» **Given instruction**
Copy out every line of the material below with no changes at all.

» **Provided records**
BEGIN
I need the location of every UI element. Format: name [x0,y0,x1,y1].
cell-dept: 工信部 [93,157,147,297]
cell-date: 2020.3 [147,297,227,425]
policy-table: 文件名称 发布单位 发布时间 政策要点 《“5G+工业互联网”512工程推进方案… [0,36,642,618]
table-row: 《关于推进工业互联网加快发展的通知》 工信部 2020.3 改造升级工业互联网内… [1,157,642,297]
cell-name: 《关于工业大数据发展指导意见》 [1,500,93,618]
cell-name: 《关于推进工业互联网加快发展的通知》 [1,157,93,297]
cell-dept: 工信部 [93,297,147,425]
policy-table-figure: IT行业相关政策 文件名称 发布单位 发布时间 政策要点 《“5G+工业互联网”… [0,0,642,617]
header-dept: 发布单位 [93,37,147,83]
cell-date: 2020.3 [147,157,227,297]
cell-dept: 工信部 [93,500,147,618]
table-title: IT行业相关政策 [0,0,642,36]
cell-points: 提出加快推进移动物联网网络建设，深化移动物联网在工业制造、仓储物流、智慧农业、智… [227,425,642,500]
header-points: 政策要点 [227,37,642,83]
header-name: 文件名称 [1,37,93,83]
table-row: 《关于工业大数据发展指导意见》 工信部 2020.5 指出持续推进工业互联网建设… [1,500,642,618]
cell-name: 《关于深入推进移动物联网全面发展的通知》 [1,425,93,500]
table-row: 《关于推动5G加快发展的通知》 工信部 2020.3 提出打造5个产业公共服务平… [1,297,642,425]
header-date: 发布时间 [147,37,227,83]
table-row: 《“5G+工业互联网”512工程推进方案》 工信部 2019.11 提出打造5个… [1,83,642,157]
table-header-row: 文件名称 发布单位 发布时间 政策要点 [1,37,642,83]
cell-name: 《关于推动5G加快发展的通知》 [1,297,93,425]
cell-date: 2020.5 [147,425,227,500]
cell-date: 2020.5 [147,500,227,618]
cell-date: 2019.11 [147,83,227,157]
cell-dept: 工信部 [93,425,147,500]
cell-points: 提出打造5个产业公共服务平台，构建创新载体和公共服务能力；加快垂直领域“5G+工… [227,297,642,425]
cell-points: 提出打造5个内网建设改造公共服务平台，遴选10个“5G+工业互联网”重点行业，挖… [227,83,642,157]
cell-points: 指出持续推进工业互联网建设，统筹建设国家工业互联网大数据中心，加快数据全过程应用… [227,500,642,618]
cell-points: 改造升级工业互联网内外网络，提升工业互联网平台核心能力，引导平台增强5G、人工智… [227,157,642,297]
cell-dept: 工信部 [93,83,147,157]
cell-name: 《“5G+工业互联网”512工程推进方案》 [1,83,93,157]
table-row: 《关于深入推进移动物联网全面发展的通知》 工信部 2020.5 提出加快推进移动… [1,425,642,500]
END
» **Task answer**
I need the location of every UI element. Format: name [x0,y0,x1,y1].
cell-dept: 工信部 [93,157,147,297]
cell-date: 2020.3 [147,297,227,425]
policy-table: 文件名称 发布单位 发布时间 政策要点 《“5G+工业互联网”512工程推进方案… [0,36,642,618]
table-row: 《关于推进工业互联网加快发展的通知》 工信部 2020.3 改造升级工业互联网内… [1,157,642,297]
cell-name: 《关于工业大数据发展指导意见》 [1,500,93,618]
cell-name: 《关于推进工业互联网加快发展的通知》 [1,157,93,297]
cell-dept: 工信部 [93,297,147,425]
policy-table-figure: IT行业相关政策 文件名称 发布单位 发布时间 政策要点 《“5G+工业互联网”… [0,0,642,617]
header-dept: 发布单位 [93,37,147,83]
cell-date: 2020.3 [147,157,227,297]
cell-dept: 工信部 [93,500,147,618]
table-title: IT行业相关政策 [0,0,642,36]
cell-points: 提出加快推进移动物联网网络建设，深化移动物联网在工业制造、仓储物流、智慧农业、智… [227,425,642,500]
header-points: 政策要点 [227,37,642,83]
header-name: 文件名称 [1,37,93,83]
table-row: 《关于工业大数据发展指导意见》 工信部 2020.5 指出持续推进工业互联网建设… [1,500,642,618]
cell-name: 《关于深入推进移动物联网全面发展的通知》 [1,425,93,500]
table-row: 《关于推动5G加快发展的通知》 工信部 2020.3 提出打造5个产业公共服务平… [1,297,642,425]
header-date: 发布时间 [147,37,227,83]
table-row: 《“5G+工业互联网”512工程推进方案》 工信部 2019.11 提出打造5个… [1,83,642,157]
table-header-row: 文件名称 发布单位 发布时间 政策要点 [1,37,642,83]
cell-name: 《关于推动5G加快发展的通知》 [1,297,93,425]
cell-date: 2020.5 [147,425,227,500]
cell-date: 2020.5 [147,500,227,618]
cell-date: 2019.11 [147,83,227,157]
cell-dept: 工信部 [93,425,147,500]
cell-points: 提出打造5个产业公共服务平台，构建创新载体和公共服务能力；加快垂直领域“5G+工… [227,297,642,425]
cell-points: 提出打造5个内网建设改造公共服务平台，遴选10个“5G+工业互联网”重点行业，挖… [227,83,642,157]
cell-points: 指出持续推进工业互联网建设，统筹建设国家工业互联网大数据中心，加快数据全过程应用… [227,500,642,618]
cell-points: 改造升级工业互联网内外网络，提升工业互联网平台核心能力，引导平台增强5G、人工智… [227,157,642,297]
cell-dept: 工信部 [93,83,147,157]
cell-name: 《“5G+工业互联网”512工程推进方案》 [1,83,93,157]
table-row: 《关于深入推进移动物联网全面发展的通知》 工信部 2020.5 提出加快推进移动… [1,425,642,500]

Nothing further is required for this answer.